◆ **AIM A**:
In the economic commentary, rewrite the passage between "In my forthcoming" and "attempt at HillaryCare.", inclusive, substituting "rebound" for "boom".
◆ **AIM B**:
Rewrite the recorded data entries from the first one through the line that contains "editor-tool-button[interactable]: I [560, 165, 574, 190]", inclusive, as a Markdown table with the columns Row and Line, leaving out blank lines.

◆ **SOURCE TEXT**:
— Begin —

Many conservatives rightly worry about the economic impact of
the liberal policy agenda emanating from Washington, D.C. They warn
of a dollar collapse, tout gold as the investment of choice, and
forecast that the stock market will not go higher. Many agree that
things have gotten better in recent months, but boldly predict a
double-dip recession, or even Great Depression II.
The problem is that they are confusing the long-term economic
impact of big government with the short-term impact. It is true
that big government policies of higher taxes, increased spending,
national health care, and a carbon tax will hurt the economy, drive
up unemployment, and create inflation. But, it is also true that
all these things are unlikely to happen “right now.” These are
long-term problems.
So far, the health care proposals on the table and Cap and Trade
are both back-end-loaded—their true cost will not be felt for at
least three years, maybe more. And tax hikes are not going to be a
reality until at least 2011, maybe later. In the meantime, the
economy is climbing out of a very deep hole—the first true economic
panic since 1907—what I call the Panic of 2008. And this panic was
caused by policy mistakes made by George Bush and Hank Paulson.
In my forthcoming book, It's Not As Bad As You Think
(Wiley, 2009), I argue that easy monetary policy alone (combined
with a V-shaped bounce off a very low bottom) will lift economic
activity strongly throughout 2010. The economy is set to boom, just
as it did in 1975–76 in the midst of a decade of terrible
government policy. Another example is the “Clinton Recession” that
never happened. Easy money in 1993 kept the economy afloat despite
the Clinton tax hikes and the attempt at HillaryCare.

— End —

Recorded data
— Begin —

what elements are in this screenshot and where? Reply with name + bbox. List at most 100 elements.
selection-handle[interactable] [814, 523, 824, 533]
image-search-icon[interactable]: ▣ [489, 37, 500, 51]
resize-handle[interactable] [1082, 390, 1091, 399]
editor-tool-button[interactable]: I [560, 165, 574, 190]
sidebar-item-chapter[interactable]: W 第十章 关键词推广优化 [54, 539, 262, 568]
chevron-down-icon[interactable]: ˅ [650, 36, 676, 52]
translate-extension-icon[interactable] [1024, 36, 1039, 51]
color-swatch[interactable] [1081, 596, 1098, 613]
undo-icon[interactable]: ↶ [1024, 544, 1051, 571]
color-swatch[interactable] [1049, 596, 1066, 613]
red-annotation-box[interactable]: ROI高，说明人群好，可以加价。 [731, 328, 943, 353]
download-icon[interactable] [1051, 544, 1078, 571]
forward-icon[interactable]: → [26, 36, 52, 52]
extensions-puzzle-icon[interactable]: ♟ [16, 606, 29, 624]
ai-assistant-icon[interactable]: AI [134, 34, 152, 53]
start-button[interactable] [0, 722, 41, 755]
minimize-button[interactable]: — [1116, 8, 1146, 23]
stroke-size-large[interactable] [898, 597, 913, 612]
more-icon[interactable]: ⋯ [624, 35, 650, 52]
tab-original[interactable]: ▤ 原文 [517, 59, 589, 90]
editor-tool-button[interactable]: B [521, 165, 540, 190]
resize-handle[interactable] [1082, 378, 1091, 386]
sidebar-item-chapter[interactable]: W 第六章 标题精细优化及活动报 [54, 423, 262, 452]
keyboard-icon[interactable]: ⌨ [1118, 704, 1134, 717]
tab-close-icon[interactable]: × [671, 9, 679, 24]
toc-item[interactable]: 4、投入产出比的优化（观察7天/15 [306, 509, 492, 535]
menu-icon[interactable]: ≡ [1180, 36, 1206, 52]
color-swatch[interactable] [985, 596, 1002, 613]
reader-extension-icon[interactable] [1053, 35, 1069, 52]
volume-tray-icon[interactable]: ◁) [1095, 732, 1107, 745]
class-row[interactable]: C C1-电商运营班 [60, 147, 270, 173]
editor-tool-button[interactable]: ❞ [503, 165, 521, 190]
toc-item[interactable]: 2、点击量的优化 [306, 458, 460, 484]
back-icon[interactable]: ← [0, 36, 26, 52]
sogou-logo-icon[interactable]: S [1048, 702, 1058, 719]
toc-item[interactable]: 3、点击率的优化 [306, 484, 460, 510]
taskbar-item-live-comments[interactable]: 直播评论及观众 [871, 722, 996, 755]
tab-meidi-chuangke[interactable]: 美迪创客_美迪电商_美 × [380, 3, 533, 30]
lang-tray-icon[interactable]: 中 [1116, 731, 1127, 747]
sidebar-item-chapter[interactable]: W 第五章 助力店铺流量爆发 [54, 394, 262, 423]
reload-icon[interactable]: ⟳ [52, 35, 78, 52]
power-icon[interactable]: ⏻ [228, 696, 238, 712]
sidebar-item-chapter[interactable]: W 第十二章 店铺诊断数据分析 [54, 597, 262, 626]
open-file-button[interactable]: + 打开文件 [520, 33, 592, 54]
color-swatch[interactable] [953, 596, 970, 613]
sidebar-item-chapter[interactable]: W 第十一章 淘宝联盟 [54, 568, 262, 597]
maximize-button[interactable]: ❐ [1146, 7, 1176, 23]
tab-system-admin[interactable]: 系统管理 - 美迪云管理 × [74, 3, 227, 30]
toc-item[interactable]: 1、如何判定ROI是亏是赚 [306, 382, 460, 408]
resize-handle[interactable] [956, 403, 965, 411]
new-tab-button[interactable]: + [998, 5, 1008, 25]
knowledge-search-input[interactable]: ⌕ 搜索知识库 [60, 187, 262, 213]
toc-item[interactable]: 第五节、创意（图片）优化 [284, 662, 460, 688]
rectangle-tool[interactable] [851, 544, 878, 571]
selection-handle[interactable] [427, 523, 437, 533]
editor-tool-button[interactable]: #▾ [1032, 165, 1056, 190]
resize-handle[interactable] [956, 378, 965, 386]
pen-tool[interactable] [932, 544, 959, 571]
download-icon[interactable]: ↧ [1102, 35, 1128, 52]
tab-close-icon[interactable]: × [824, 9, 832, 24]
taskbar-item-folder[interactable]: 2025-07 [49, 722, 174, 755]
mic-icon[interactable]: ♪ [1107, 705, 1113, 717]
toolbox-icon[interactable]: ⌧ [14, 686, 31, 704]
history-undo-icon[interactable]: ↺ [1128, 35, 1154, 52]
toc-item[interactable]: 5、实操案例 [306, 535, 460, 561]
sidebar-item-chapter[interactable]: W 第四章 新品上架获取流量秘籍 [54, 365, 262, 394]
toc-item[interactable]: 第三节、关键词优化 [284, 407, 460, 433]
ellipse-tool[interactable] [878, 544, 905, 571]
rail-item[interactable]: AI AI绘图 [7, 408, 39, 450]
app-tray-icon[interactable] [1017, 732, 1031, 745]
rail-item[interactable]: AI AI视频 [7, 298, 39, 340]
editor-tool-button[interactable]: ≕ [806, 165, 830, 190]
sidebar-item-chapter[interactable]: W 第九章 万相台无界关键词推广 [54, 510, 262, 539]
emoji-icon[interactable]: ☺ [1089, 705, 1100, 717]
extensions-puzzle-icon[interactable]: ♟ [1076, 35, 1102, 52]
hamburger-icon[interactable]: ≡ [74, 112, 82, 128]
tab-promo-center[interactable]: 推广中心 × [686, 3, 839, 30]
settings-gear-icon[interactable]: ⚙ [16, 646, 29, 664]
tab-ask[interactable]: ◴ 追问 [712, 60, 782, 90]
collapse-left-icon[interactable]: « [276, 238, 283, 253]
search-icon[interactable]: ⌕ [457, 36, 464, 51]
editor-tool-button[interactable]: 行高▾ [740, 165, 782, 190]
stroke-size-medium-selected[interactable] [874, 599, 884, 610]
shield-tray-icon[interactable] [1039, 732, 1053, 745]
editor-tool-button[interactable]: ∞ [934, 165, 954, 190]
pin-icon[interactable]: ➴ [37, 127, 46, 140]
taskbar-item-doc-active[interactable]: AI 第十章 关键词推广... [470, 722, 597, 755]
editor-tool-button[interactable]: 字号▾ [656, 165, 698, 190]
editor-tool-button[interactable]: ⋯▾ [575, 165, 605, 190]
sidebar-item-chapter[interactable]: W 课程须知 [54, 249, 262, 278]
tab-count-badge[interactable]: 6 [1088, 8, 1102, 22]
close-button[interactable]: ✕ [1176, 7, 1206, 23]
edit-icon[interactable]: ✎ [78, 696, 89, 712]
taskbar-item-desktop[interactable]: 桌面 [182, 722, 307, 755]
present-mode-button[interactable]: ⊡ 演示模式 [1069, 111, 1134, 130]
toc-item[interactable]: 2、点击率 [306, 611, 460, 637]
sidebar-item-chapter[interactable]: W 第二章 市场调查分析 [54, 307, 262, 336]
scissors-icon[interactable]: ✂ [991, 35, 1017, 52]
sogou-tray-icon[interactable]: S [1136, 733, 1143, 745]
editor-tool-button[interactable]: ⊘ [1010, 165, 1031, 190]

— End —

◆ **TASK ANSWER A**:
In my forthcoming book, It's Not As Bad As You Think
(Wiley, 2009), I argue that easy monetary policy alone (combined
with a V-shaped bounce off a very low bottom) will lift economic
activity strongly throughout 2010. The economy is set to rebound, just
as it did in 1975–76 in the midst of a decade of terrible
government policy. Another example is the “Clinton Recession” that
never happened. Easy money in 1993 kept the economy afloat despite
the Clinton tax hikes and the attempt at HillaryCare.

◆ **TASK ANSWER B**:
| Row | Line |
|---|---|
| 1 | what elements are in this screenshot and where? Reply with name + bbox. List at most 100 elements. |
| 2 | selection-handle[interactable] [814, 523, 824, 533] |
| 3 | image-search-icon[interactable]: ▣ [489, 37, 500, 51] |
| 4 | resize-handle[interactable] [1082, 390, 1091, 399] |
| 5 | editor-tool-button[interactable]: I [560, 165, 574, 190] |